Given problem: Copy out each line in the material below that has the word "symbol".

Material provided:

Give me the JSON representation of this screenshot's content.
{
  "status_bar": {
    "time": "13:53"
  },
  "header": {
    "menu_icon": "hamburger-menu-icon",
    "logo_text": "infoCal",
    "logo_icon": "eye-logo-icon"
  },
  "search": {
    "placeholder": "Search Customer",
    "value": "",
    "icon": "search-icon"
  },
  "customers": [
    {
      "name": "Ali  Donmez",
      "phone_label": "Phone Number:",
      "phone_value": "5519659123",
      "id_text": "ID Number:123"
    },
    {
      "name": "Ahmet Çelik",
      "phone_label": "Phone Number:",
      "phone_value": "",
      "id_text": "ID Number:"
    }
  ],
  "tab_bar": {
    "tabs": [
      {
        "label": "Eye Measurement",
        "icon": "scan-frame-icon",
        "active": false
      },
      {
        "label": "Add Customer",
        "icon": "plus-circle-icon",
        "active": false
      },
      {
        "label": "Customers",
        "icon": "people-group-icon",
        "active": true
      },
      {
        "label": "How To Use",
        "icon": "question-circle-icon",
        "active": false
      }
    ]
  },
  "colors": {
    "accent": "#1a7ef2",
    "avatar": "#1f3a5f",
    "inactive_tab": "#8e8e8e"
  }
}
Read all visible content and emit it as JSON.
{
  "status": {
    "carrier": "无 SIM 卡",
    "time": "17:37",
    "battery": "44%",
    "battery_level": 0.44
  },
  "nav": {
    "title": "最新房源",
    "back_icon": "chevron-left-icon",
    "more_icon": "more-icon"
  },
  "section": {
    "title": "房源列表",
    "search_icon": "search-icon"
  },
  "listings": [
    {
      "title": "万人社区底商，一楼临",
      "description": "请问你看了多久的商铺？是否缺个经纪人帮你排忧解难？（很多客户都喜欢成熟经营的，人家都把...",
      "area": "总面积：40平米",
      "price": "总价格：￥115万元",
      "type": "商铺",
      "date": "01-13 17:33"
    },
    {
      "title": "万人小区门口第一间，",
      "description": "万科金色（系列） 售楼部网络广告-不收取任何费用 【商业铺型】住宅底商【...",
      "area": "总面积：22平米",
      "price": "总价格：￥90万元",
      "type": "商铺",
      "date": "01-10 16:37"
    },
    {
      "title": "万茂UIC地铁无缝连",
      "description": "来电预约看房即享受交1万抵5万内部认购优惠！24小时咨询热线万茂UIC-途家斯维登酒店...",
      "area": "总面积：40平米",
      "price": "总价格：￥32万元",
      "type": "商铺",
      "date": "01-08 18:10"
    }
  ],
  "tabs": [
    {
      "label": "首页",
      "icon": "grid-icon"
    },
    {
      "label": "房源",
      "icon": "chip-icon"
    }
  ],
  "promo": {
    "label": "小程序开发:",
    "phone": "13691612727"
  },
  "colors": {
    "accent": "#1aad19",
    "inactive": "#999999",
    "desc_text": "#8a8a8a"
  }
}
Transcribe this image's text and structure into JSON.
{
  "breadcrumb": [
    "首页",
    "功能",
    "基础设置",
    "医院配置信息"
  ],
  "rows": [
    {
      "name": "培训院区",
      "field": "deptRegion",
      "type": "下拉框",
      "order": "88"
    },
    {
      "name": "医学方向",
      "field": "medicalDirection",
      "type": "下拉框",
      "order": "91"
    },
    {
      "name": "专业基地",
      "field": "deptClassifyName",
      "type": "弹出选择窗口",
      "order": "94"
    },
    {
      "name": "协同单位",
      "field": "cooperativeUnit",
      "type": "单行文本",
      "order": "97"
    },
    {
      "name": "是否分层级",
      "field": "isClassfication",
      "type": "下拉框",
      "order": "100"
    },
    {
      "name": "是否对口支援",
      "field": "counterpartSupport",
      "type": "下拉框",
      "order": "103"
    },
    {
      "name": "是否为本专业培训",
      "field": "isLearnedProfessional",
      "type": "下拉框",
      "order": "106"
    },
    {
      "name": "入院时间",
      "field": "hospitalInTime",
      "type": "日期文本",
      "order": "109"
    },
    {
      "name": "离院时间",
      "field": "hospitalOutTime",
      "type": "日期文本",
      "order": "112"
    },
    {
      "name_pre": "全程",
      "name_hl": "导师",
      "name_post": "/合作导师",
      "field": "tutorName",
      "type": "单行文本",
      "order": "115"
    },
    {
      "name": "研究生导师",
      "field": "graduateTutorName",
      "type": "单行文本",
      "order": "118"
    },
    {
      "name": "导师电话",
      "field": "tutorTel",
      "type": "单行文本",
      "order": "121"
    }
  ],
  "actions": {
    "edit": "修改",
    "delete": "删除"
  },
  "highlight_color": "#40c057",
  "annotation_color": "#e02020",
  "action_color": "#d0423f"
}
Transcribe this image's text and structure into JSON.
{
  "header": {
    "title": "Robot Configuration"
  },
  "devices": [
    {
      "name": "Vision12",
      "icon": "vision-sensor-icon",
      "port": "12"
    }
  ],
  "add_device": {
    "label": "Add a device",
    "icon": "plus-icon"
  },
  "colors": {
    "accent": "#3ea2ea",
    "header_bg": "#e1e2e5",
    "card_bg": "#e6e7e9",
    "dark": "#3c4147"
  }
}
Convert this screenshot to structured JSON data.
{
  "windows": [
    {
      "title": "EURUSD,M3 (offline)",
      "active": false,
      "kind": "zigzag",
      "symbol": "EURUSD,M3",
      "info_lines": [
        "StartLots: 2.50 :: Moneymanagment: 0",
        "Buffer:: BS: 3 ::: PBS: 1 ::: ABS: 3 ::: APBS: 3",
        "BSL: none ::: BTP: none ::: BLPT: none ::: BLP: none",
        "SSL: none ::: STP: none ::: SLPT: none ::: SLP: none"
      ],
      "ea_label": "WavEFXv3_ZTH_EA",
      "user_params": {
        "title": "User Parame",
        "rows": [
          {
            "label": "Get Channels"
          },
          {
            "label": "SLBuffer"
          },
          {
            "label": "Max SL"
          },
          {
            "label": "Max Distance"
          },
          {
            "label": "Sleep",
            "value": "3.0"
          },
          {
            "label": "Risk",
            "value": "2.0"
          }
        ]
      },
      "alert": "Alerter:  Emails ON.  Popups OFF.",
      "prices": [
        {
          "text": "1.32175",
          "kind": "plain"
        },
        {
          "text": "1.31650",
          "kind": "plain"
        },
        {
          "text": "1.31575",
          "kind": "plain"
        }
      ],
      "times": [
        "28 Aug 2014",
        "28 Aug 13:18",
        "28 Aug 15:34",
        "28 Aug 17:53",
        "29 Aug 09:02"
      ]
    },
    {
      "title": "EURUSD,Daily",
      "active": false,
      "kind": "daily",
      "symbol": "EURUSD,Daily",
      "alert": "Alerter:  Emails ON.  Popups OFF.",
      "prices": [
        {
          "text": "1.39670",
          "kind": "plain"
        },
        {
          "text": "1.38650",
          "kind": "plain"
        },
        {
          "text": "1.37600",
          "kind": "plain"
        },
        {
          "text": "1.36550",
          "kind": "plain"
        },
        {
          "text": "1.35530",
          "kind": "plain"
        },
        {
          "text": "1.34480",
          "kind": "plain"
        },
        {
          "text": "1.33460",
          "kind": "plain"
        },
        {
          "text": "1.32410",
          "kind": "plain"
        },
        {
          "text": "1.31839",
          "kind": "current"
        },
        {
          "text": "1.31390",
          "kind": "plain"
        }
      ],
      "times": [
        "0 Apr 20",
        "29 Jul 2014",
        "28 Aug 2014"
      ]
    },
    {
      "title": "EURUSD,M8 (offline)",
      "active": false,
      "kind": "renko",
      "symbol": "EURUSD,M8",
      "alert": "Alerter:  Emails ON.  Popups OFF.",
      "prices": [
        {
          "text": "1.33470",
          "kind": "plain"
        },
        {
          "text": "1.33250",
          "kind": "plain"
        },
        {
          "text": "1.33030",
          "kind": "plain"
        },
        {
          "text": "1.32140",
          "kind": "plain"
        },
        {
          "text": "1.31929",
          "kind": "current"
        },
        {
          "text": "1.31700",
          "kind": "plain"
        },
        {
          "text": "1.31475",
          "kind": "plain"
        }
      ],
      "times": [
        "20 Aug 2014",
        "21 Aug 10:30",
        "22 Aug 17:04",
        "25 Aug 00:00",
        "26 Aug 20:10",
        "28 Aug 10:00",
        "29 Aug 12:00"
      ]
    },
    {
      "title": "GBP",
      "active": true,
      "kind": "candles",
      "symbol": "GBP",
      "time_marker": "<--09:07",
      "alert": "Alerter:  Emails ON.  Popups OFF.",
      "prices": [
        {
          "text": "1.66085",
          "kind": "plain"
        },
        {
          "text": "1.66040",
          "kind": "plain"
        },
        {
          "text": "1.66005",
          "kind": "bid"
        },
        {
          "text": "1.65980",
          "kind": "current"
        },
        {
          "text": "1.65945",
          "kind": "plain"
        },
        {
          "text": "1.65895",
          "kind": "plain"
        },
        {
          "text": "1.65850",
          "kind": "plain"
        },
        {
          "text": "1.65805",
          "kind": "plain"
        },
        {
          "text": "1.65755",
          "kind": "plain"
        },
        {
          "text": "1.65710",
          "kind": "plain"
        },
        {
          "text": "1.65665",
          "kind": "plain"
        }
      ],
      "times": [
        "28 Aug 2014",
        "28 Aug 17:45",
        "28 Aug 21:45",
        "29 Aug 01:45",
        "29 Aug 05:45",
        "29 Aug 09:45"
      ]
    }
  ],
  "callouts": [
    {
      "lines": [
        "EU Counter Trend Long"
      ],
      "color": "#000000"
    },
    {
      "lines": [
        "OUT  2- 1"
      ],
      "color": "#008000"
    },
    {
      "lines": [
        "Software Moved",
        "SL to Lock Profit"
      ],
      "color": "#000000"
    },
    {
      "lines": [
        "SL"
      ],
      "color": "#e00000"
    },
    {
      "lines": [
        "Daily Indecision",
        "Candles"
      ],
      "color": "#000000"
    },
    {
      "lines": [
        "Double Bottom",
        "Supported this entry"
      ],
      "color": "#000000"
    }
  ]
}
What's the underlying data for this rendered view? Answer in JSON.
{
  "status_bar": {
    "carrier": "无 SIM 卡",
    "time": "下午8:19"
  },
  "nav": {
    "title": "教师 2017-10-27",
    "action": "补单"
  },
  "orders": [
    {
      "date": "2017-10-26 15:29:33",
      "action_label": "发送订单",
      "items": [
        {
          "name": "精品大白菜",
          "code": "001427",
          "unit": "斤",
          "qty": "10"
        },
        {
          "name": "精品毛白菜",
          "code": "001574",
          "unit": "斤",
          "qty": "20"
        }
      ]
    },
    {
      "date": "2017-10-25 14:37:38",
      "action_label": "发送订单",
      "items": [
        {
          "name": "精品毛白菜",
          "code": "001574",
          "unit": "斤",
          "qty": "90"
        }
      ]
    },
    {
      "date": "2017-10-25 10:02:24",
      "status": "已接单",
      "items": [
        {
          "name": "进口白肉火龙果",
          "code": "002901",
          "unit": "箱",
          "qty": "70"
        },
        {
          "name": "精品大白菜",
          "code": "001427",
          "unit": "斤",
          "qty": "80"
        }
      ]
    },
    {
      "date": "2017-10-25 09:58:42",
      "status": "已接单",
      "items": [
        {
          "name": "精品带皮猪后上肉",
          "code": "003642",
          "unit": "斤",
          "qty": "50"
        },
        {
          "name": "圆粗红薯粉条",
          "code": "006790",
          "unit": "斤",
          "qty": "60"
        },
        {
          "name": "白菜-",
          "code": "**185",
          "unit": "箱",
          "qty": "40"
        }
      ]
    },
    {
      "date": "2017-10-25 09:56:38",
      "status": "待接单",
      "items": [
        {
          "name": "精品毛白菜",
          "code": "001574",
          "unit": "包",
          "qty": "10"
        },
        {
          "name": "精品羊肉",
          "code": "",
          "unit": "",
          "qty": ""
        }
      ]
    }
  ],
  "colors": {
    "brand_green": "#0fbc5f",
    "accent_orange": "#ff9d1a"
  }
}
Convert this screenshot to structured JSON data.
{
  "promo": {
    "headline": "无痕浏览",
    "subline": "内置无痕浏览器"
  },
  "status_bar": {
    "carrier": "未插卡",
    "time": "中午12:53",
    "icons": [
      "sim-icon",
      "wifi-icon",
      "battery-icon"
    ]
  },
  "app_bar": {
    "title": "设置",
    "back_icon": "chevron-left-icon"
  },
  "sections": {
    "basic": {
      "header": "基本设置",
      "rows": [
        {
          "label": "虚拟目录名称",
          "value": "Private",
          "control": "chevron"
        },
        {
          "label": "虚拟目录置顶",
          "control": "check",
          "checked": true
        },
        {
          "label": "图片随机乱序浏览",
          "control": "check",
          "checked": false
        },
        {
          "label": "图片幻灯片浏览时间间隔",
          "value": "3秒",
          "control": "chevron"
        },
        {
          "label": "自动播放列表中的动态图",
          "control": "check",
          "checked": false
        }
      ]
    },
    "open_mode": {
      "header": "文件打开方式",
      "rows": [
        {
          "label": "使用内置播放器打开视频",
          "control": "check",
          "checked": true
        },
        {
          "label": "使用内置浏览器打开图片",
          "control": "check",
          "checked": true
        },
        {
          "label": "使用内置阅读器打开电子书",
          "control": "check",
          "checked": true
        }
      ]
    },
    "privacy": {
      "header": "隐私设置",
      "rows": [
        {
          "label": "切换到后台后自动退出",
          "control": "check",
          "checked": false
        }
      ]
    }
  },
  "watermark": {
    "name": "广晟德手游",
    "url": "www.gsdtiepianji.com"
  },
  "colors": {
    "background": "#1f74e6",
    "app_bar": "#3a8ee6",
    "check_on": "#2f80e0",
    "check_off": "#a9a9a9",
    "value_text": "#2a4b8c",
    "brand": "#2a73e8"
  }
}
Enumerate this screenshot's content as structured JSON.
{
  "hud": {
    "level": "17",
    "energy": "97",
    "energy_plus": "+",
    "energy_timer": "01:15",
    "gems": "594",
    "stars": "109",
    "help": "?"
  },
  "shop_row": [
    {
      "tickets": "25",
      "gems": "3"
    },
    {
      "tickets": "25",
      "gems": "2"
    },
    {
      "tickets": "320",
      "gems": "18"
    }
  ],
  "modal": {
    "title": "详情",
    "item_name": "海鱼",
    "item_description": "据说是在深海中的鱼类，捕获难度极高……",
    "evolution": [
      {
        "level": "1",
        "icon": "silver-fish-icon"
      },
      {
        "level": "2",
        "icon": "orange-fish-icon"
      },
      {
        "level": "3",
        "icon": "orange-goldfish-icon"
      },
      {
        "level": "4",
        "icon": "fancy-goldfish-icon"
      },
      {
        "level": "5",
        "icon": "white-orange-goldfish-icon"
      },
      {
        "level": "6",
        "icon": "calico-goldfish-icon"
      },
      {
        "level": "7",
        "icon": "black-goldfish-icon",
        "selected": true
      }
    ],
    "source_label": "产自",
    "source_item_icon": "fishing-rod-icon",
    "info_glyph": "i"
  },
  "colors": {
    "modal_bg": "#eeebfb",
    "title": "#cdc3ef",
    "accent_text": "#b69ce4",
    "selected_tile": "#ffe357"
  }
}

Solution for this exercise:
      "symbol": "EURUSD,M3",
      "symbol": "EURUSD,Daily",
      "symbol": "EURUSD,M8",
      "symbol": "GBP",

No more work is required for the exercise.